▶ _Prompt_:
Repeat the records below exactly as they appear.

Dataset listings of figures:
= = = =

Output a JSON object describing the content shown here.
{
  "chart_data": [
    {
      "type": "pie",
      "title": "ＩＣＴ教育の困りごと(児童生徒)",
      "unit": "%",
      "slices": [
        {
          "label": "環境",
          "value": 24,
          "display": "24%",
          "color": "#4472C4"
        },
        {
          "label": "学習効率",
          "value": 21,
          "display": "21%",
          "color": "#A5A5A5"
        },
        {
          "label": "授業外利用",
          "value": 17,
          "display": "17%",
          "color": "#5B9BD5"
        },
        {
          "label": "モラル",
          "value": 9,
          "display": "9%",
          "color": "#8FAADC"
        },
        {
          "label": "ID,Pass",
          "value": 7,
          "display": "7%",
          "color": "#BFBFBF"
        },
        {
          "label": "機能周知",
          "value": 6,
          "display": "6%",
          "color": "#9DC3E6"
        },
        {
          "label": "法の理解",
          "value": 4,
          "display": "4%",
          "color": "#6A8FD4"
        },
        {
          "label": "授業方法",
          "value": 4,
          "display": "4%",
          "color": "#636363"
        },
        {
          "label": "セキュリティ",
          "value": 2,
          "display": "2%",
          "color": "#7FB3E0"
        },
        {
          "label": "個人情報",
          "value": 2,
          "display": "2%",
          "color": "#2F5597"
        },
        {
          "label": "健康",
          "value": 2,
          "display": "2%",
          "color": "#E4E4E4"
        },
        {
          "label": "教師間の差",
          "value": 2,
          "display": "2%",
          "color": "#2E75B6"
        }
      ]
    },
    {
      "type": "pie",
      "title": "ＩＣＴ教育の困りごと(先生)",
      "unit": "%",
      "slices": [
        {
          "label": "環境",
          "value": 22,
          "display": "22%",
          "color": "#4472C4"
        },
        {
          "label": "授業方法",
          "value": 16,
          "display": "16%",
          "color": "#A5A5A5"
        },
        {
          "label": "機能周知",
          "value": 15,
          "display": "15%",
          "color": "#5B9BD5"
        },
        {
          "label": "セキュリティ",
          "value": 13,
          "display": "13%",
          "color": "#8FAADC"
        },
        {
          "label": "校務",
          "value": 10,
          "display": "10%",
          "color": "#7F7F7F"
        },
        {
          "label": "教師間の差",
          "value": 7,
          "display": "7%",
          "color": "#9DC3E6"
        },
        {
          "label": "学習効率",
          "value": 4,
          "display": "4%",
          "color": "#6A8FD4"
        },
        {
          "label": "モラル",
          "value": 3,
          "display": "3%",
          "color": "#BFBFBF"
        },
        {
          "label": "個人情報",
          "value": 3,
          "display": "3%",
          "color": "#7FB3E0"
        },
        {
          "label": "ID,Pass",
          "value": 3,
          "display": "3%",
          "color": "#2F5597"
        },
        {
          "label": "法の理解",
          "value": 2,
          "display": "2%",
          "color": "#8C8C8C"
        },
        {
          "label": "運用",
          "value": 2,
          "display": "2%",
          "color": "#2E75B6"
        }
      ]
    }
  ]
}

= = = =

▶ _Finished exercise_:
Output a JSON object describing the content shown here.
{
  "chart_data": [
    {
      "type": "pie",
      "title": "ＩＣＴ教育の困りごと(児童生徒)",
      "unit": "%",
      "slices": [
        {
          "label": "環境",
          "value": 24,
          "display": "24%",
          "color": "#4472C4"
        },
        {
          "label": "学習効率",
          "value": 21,
          "display": "21%",
          "color": "#A5A5A5"
        },
        {
          "label": "授業外利用",
          "value": 17,
          "display": "17%",
          "color": "#5B9BD5"
        },
        {
          "label": "モラル",
          "value": 9,
          "display": "9%",
          "color": "#8FAADC"
        },
        {
          "label": "ID,Pass",
          "value": 7,
          "display": "7%",
          "color": "#BFBFBF"
        },
        {
          "label": "機能周知",
          "value": 6,
          "display": "6%",
          "color": "#9DC3E6"
        },
        {
          "label": "法の理解",
          "value": 4,
          "display": "4%",
          "color": "#6A8FD4"
        },
        {
          "label": "授業方法",
          "value": 4,
          "display": "4%",
          "color": "#636363"
        },
        {
          "label": "セキュリティ",
          "value": 2,
          "display": "2%",
          "color": "#7FB3E0"
        },
        {
          "label": "個人情報",
          "value": 2,
          "display": "2%",
          "color": "#2F5597"
        },
        {
          "label": "健康",
          "value": 2,
          "display": "2%",
          "color": "#E4E4E4"
        },
        {
          "label": "教師間の差",
          "value": 2,
          "display": "2%",
          "color": "#2E75B6"
        }
      ]
    },
    {
      "type": "pie",
      "title": "ＩＣＴ教育の困りごと(先生)",
      "unit": "%",
      "slices": [
        {
          "label": "環境",
          "value": 22,
          "display": "22%",
          "color": "#4472C4"
        },
        {
          "label": "授業方法",
          "value": 16,
          "display": "16%",
          "color": "#A5A5A5"
        },
        {
          "label": "機能周知",
          "value": 15,
          "display": "15%",
          "color": "#5B9BD5"
        },
        {
          "label": "セキュリティ",
          "value": 13,
          "display": "13%",
          "color": "#8FAADC"
        },
        {
          "label": "校務",
          "value": 10,
          "display": "10%",
          "color": "#7F7F7F"
        },
        {
          "label": "教師間の差",
          "value": 7,
          "display": "7%",
          "color": "#9DC3E6"
        },
        {
          "label": "学習効率",
          "value": 4,
          "display": "4%",
          "color": "#6A8FD4"
        },
        {
          "label": "モラル",
          "value": 3,
          "display": "3%",
          "color": "#BFBFBF"
        },
        {
          "label": "個人情報",
          "value": 3,
          "display": "3%",
          "color": "#7FB3E0"
        },
        {
          "label": "ID,Pass",
          "value": 3,
          "display": "3%",
          "color": "#2F5597"
        },
        {
          "label": "法の理解",
          "value": 2,
          "display": "2%",
          "color": "#8C8C8C"
        },
        {
          "label": "運用",
          "value": 2,
          "display": "2%",
          "color": "#2E75B6"
        }
      ]
    }
  ]
}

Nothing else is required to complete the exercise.